> **What you are asked to do**
Lines holding the string "JSON" are the ones to copy from this listing.

Stored dataset items:
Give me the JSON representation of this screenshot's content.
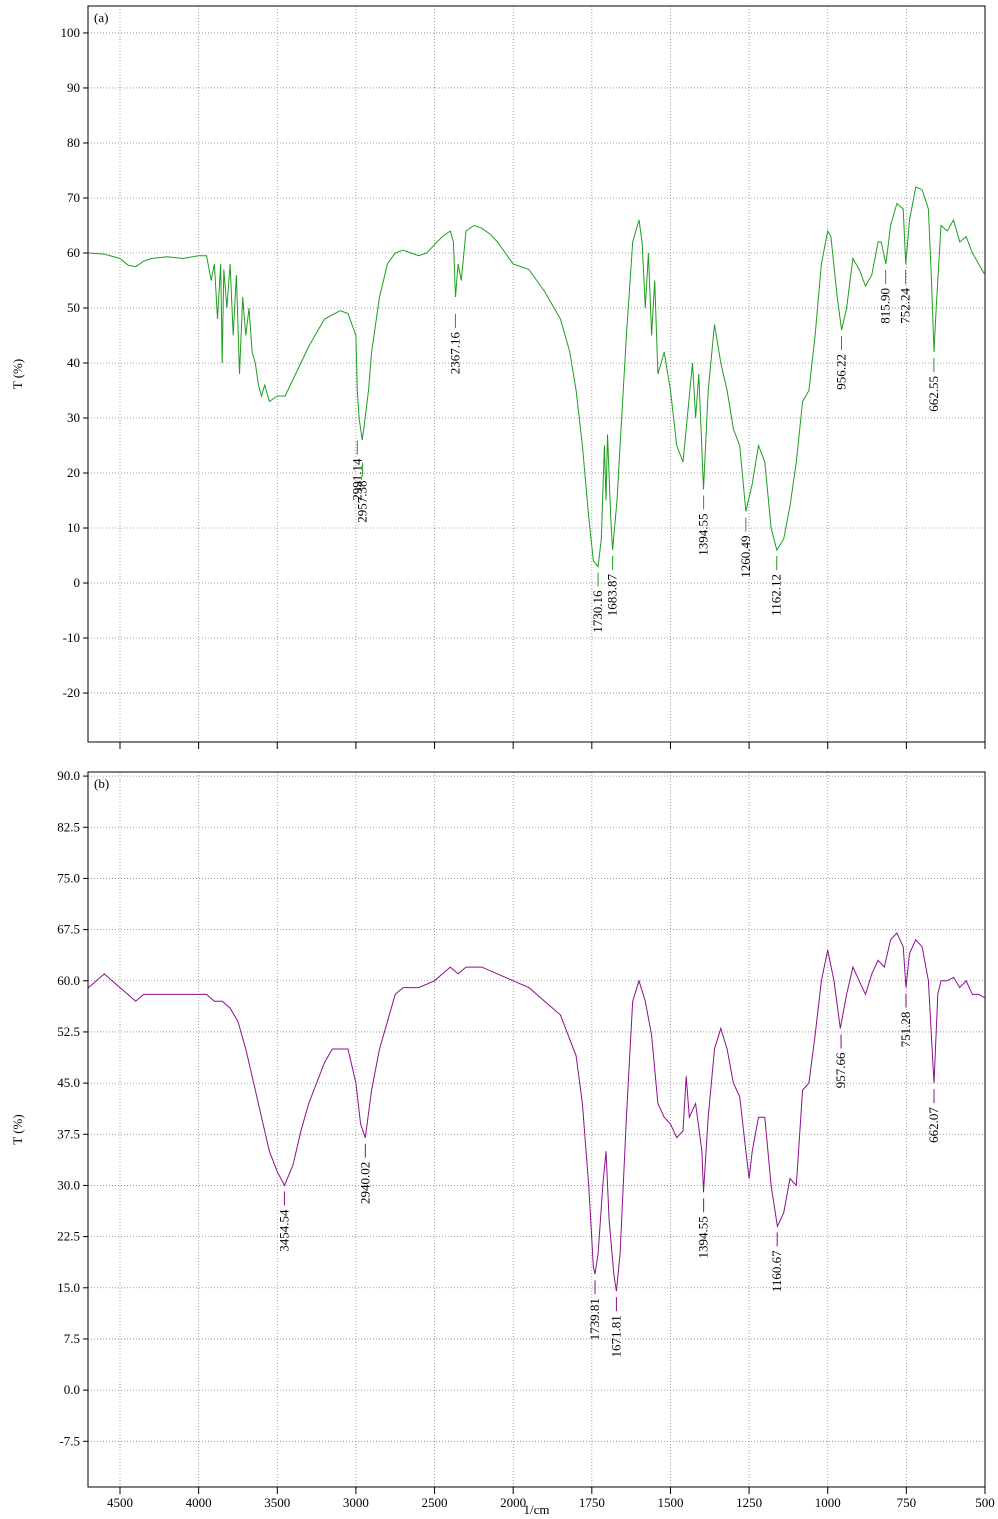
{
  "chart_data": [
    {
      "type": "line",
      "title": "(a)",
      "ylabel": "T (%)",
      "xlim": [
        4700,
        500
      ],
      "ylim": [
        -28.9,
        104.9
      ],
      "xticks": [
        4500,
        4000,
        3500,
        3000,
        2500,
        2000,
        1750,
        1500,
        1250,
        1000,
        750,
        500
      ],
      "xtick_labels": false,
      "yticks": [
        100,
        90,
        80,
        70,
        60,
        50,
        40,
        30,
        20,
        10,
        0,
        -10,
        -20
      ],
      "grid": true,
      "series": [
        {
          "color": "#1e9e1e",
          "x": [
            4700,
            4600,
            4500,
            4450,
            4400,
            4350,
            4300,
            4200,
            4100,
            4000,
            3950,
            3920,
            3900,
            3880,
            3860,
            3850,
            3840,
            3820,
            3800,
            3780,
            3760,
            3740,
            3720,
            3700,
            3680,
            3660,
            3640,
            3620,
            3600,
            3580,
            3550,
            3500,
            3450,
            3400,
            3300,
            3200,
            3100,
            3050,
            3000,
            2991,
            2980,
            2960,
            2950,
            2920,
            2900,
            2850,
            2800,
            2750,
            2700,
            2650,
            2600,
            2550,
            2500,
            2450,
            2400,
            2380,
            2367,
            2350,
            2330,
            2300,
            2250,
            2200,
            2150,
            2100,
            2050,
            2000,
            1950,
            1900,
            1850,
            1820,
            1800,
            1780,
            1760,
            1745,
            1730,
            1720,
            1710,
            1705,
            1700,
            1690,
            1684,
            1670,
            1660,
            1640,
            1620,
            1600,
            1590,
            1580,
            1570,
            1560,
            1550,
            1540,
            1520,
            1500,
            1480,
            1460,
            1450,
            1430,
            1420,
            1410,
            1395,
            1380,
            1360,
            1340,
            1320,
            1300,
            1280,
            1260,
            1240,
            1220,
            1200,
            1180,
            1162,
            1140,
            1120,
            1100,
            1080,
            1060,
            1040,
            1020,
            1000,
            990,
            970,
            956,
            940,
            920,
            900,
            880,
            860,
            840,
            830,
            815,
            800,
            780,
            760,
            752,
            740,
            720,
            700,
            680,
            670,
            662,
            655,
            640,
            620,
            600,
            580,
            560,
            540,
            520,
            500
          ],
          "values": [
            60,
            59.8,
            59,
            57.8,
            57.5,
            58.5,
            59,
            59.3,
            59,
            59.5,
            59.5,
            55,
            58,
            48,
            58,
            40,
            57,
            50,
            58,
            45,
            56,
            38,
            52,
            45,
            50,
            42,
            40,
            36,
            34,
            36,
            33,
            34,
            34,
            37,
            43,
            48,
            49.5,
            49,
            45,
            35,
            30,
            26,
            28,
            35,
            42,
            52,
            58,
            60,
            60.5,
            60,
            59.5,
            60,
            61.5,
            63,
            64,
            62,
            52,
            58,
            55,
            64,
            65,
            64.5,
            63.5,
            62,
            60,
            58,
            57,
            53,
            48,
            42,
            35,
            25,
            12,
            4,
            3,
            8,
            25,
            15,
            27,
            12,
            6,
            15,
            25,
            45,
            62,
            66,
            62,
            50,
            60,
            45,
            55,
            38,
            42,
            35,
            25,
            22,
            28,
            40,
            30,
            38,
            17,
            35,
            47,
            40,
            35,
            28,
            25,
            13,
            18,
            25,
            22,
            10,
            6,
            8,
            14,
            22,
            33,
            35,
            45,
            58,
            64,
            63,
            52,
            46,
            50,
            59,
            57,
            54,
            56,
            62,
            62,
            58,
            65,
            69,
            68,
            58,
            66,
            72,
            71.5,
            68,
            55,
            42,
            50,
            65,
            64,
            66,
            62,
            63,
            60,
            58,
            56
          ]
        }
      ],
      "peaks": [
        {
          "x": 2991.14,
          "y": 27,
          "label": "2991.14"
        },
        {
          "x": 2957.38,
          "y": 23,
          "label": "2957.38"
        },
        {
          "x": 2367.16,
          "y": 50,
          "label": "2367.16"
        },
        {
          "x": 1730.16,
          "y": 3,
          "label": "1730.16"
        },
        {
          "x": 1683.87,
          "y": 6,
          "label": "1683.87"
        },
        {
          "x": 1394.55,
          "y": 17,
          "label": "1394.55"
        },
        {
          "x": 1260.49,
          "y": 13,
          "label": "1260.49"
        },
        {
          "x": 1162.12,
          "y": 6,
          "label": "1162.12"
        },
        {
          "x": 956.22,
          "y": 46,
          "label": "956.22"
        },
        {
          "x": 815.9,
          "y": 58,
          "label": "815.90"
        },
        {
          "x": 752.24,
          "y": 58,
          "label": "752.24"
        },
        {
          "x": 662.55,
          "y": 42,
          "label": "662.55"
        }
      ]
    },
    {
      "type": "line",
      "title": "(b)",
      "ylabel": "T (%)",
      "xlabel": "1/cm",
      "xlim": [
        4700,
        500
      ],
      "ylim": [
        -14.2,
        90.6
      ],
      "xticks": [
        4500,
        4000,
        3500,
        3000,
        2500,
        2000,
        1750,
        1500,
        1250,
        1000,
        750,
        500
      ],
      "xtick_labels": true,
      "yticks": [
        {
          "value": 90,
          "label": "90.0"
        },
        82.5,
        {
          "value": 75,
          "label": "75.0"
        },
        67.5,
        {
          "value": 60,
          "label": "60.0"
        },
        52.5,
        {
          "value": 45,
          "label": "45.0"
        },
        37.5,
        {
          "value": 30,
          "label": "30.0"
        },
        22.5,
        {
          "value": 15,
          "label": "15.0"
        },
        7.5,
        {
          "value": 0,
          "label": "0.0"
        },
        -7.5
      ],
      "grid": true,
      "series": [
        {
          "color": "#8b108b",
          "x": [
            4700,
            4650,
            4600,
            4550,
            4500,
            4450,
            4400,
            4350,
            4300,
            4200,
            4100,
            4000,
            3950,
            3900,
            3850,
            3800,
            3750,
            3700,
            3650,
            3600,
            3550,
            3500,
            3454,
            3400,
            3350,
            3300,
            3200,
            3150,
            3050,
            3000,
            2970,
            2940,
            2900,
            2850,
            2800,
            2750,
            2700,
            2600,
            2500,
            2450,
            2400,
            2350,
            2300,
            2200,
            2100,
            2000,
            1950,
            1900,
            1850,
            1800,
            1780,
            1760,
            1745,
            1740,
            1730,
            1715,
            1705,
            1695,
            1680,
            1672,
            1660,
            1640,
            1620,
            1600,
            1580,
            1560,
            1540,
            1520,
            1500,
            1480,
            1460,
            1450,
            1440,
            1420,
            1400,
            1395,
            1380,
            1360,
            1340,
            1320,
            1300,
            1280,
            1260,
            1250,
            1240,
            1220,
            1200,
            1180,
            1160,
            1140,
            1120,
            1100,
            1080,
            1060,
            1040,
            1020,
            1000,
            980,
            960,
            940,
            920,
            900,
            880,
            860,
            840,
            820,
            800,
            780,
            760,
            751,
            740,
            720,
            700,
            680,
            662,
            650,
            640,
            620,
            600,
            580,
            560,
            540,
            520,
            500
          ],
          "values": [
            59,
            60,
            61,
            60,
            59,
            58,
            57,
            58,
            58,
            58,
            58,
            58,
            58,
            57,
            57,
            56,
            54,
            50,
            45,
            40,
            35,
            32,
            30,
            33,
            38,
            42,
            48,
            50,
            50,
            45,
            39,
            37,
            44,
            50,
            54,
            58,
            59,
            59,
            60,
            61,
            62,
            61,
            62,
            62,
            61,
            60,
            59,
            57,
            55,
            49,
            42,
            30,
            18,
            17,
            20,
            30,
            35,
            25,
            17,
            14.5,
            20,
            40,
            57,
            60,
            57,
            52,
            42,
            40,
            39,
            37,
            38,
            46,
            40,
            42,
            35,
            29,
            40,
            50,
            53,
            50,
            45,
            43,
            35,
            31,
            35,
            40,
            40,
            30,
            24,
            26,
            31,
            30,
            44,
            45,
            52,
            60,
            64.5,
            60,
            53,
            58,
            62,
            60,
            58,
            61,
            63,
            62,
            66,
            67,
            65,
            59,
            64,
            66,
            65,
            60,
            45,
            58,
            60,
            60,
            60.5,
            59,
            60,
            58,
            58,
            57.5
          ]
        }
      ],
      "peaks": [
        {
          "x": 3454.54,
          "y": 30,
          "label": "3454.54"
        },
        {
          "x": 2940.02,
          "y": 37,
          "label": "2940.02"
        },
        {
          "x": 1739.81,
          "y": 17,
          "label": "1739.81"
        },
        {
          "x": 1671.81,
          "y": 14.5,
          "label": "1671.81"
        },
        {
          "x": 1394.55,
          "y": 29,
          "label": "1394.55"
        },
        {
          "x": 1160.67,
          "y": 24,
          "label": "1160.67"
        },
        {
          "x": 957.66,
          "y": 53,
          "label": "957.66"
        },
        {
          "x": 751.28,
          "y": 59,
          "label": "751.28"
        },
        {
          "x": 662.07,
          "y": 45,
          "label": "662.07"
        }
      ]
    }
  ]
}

==

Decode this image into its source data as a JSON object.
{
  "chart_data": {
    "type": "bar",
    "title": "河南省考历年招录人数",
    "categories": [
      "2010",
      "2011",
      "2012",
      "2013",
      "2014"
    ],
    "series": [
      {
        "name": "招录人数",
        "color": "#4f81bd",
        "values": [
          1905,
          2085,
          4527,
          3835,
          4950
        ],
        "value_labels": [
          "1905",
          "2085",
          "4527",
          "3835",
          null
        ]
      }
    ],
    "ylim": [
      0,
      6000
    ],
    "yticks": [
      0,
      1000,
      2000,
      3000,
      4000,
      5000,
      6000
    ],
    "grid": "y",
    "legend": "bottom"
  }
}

---

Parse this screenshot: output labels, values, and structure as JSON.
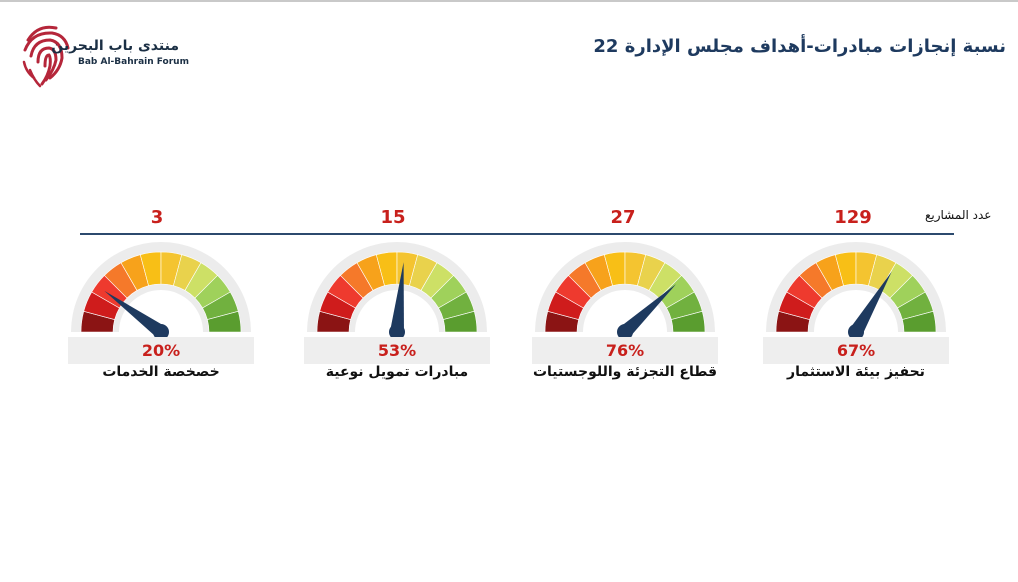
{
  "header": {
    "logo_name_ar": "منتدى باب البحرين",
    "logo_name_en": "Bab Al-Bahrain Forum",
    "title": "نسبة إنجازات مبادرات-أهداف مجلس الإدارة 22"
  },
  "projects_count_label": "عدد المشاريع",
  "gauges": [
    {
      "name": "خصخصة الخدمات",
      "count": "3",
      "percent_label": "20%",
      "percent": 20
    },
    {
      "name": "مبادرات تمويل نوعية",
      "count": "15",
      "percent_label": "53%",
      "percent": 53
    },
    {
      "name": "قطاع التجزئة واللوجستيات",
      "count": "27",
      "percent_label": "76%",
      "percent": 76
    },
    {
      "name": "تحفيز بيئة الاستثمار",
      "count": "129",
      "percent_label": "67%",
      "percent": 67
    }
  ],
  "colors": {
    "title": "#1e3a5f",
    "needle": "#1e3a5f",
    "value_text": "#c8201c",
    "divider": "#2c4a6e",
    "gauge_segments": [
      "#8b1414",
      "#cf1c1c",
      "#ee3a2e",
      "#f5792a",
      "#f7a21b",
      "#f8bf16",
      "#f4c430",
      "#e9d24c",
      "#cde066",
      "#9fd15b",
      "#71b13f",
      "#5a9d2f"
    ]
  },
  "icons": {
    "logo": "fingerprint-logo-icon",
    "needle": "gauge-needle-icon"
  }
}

> **Task result**
Give me the JSON representation of this screenshot's content.
Decode this image into its source data as a JSON object.
Parse this screenshot: output labels, values, and structure as JSON.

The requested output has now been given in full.